# Given request:
Each line of the data that includes the string "động" is to be copied out.

***** Record set *****

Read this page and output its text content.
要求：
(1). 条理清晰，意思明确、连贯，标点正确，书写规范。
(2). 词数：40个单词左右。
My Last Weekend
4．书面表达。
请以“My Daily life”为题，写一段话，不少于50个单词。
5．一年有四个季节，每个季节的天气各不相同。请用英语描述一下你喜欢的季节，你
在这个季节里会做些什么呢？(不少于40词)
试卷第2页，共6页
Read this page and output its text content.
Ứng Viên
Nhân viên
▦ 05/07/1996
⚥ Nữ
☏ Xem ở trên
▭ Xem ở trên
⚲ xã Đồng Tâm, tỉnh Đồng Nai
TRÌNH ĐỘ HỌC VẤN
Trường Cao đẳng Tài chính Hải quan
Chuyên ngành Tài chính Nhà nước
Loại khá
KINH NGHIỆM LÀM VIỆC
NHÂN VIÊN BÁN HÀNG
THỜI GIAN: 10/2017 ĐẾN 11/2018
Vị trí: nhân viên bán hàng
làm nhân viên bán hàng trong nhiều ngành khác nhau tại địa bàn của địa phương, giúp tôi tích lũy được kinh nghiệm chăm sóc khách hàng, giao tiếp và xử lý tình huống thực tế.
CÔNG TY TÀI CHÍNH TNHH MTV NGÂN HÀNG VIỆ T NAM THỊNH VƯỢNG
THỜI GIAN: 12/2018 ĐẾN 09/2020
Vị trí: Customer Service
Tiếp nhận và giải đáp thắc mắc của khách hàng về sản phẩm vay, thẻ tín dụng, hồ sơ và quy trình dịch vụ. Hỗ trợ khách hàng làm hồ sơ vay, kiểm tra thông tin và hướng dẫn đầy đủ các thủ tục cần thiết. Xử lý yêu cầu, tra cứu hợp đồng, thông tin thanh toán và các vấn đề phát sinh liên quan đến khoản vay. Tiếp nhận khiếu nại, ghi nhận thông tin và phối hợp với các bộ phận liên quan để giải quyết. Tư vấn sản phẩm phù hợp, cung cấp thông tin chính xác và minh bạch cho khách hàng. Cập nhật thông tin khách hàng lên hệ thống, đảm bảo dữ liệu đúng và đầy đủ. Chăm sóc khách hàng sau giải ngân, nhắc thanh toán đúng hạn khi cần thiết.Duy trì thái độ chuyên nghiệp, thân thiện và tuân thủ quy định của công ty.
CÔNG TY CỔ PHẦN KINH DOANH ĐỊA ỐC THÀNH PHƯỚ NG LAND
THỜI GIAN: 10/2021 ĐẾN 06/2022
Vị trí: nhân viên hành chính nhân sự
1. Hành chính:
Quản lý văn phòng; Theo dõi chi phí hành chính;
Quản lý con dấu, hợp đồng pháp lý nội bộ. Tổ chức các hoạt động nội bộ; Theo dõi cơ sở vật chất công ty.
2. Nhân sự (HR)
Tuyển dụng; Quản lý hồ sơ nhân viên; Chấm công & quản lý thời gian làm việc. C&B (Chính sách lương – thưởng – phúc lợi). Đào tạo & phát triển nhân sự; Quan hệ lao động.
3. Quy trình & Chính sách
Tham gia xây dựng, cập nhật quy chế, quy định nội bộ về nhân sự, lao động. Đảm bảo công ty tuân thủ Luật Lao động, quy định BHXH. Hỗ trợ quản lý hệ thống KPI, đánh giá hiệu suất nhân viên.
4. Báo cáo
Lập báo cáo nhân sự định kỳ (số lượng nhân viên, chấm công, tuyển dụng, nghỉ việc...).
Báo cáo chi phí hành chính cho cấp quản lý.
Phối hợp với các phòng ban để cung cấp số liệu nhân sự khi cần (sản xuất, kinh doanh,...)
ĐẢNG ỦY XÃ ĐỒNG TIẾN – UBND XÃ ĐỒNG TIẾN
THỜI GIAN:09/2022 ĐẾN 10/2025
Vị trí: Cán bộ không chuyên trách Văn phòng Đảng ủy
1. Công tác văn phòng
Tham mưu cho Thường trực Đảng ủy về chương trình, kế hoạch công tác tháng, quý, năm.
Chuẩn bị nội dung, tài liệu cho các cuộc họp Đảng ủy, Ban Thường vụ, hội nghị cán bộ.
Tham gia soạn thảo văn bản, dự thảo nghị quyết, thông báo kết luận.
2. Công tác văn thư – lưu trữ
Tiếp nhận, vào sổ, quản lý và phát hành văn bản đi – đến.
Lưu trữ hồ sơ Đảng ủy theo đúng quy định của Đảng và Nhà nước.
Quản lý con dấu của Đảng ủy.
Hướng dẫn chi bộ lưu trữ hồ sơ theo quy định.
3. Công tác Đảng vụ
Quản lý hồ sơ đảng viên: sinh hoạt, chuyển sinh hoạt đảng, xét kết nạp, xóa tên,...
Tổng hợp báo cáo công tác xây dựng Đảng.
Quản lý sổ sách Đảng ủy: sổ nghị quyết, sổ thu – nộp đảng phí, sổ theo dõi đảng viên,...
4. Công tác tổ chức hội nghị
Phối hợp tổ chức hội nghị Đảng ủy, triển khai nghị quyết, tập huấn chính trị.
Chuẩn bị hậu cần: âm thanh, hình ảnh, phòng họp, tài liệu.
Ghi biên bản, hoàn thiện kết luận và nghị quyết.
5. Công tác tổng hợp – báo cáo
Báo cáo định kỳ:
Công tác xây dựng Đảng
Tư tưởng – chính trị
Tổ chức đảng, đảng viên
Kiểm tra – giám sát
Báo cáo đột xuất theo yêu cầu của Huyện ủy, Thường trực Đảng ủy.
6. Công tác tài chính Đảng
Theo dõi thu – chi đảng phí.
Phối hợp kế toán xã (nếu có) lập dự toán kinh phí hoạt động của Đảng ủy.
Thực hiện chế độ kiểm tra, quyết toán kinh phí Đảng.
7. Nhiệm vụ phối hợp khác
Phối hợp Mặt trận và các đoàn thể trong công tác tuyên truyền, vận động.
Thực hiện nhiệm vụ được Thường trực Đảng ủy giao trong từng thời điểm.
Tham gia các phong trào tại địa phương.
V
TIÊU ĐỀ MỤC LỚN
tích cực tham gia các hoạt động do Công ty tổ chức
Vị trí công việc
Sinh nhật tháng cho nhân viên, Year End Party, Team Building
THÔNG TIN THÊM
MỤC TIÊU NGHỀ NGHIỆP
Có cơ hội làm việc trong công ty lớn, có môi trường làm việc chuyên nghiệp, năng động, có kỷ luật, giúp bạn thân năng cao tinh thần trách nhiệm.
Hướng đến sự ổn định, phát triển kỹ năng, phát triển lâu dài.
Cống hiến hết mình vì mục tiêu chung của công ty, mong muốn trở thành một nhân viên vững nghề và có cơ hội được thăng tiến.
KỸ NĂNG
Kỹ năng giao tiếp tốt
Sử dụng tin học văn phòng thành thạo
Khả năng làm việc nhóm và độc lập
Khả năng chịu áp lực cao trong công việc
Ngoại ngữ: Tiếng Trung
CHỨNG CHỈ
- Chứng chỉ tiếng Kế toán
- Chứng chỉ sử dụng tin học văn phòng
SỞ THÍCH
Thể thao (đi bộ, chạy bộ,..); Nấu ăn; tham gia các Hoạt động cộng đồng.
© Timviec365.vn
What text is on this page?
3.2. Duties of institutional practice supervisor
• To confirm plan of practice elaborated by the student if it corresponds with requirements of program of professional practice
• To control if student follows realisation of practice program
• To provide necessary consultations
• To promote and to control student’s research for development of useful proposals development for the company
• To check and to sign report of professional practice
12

*****

# Result:
Quản lý con dấu, hợp đồng pháp lý nội bộ. Tổ chức các hoạt động nội bộ; Theo dõi cơ sở vật chất công ty.
Tuyển dụng; Quản lý hồ sơ nhân viên; Chấm công & quản lý thời gian làm việc. C&B (Chính sách lương – thưởng – phúc lợi). Đào tạo & phát triển nhân sự; Quan hệ lao động.
Tham gia xây dựng, cập nhật quy chế, quy định nội bộ về nhân sự, lao động. Đảm bảo công ty tuân thủ Luật Lao động, quy định BHXH. Hỗ trợ quản lý hệ thống KPI, đánh giá hiệu suất nhân viên.
Phối hợp kế toán xã (nếu có) lập dự toán kinh phí hoạt động của Đảng ủy.
Phối hợp Mặt trận và các đoàn thể trong công tác tuyên truyền, vận động.
tích cực tham gia các hoạt động do Công ty tổ chức
Có cơ hội làm việc trong công ty lớn, có môi trường làm việc chuyên nghiệp, năng động, có kỷ luật, giúp bạn thân năng cao tinh thần trách nhiệm.
Thể thao (đi bộ, chạy bộ,..); Nấu ăn; tham gia các Hoạt động cộng đồng.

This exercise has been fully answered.